**EXTRACTED TEXT:**
When I hear about bots, or software designed to act like humans on social networks, the first thing that pops into my mind is automated accounts spewing spam across the Internet.
Not all bots are bad, though. In fact, some Twitter bots are circulating valuable news and information, according to a forthcoming research article by doctoral candidate Tetyana Lokot and assistant professor Nicholas Diakopoulos, both of the Philip Merrill College of Journalism at the University of Maryland.
Bots represent a potential way to engage audiences and increase content distribution without hand-curating content.
One bot, for example, will tweet you the forecast for a particular geographic area if you ask for it. Another will suggest changes to headlines that use passive voice. Yet another tweets about Shakespeare-related news.
In their ambitious analysis, Lokot and Diakopoulos analyzed 238 news bots on Twitter. They hand-picked 60 bots using Google and Twitter searches. They then developed an algorithm to search for additional news bots, identifying 178 more. The authors wanted to know how the bots worked along four different dimensions:
- Inputs and sources: what content the bot uses
- Outputs: what sort of tweets the bot produces
- Algorithm: how the bot translates the input into the output
- Intent/function: what service the bot provides
The findings suggest that bots can be a useful way to curate and share information, and the results also point to some significant room for improvement.

**EXERCISE DATA:**
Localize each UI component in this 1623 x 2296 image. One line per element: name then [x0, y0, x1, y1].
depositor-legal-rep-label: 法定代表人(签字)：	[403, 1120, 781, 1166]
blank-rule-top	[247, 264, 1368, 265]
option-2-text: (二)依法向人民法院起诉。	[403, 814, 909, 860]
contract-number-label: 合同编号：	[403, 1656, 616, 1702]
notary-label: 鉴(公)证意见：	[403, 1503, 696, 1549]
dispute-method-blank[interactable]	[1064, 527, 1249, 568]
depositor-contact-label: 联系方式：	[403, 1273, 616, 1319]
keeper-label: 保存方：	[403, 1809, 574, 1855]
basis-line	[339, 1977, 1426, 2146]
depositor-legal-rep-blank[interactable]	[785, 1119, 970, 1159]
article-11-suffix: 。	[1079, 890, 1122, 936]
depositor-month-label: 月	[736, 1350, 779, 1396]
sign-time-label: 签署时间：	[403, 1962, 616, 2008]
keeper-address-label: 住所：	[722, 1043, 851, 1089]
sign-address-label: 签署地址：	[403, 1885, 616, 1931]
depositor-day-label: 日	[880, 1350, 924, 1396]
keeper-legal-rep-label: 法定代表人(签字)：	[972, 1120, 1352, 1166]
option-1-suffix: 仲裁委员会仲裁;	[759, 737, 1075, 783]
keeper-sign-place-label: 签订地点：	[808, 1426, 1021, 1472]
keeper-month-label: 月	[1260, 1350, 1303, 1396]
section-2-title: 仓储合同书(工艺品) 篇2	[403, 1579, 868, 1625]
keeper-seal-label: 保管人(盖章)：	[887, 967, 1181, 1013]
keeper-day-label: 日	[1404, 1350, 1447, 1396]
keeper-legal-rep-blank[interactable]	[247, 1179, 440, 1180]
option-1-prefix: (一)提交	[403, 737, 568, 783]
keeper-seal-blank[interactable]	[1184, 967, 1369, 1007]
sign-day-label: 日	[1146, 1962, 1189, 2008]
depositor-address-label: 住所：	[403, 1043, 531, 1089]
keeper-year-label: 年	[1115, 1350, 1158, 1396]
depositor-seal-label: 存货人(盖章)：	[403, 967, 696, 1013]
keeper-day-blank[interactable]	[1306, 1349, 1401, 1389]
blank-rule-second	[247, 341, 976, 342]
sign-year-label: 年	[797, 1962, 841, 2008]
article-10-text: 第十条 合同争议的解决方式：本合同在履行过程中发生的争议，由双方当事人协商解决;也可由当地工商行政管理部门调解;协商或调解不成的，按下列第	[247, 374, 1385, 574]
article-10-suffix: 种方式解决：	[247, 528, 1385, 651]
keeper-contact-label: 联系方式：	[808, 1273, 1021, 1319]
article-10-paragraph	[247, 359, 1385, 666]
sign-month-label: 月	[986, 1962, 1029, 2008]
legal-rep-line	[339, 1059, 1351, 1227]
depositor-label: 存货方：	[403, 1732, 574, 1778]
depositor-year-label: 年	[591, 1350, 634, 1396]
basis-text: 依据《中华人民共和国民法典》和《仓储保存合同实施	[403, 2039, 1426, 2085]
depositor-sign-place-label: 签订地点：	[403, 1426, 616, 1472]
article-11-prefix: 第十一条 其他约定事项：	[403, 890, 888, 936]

**TASK REQUIREMENTS:**
1. Reproduce the passage of the article on Twitter news bots starting at "Not all bots" and ending at "about Shakespeare-related news.".
2. Write the next part of the article on Twitter news bots, picking up after its final sentence.

**ANSWERS TO THE EXERCISES:**
1.
Not all bots are bad, though. In fact, some Twitter bots are circulating valuable news and information, according to a forthcoming research article by doctoral candidate Tetyana Lokot and assistant professor Nicholas Diakopoulos, both of the Philip Merrill College of Journalism at the University of Maryland.
Bots represent a potential way to engage audiences and increase content distribution without hand-curating content.
One bot, for example, will tweet you the forecast for a particular geographic area if you ask for it. Another will suggest changes to headlines that use passive voice. Yet another tweets about Shakespeare-related news.

2.
For 45 percent of the bots analyzed, for example, Lokot and Diakopoulos couldn’t figure out what sources the bots used to generate the content. A lack of transparency about sourcing poses ethical questions about bots focused on disseminating news.
For newsrooms, bots represent a potential way to engage audiences and increase content distribution without hand-curating content. They also provide a way to disseminate valuable information to niche groups that wouldn’t be reached by a general news product. The diversity of bots described by Lokot and Diakopoulos should give newsrooms plenty of food for thought. Via email, Lokot gave me a few recommendations on creating Twitter bots (see here, here, and here).
Inputs and sources
When analyzing where bots retrieved data, Lokot and Diakopoulos found that most bots relied on either a single website or multiple websites. @TCEurope, for example, posts articles from TechCrunch Europe. Other, less common sources of data included databases and standalone tweets. @stopandfrisk draws on the NYCLU database of stop-and-frisk incidents and @clearcongress uses Congressional tweets.
The bots that Lokot and Diakopoulos gathered by searching on Google and Twitter tended to be commentary bots, or bots that add content to the original data source.
@DrunkBuzzfeed was one example highlighted. Here, the bot mixes parts of different BuzzFeed headlines together for entertainment purposes.
This Cringeworthy Video Crucial Things To Consider The Hashtag Symbol With Your Hands
— Drunk Buzzfeed (@DrunkBuzzfeed) April 13, 2015
The other bots analyzed by the authors – those gathered using the automated strategy – were more likely to be niche or topical bots. Niche bots catered to a beat not generally covered by the news media (e.g. Shakespeare) and topical bots focused on a specific subject area (e.g. politics or business).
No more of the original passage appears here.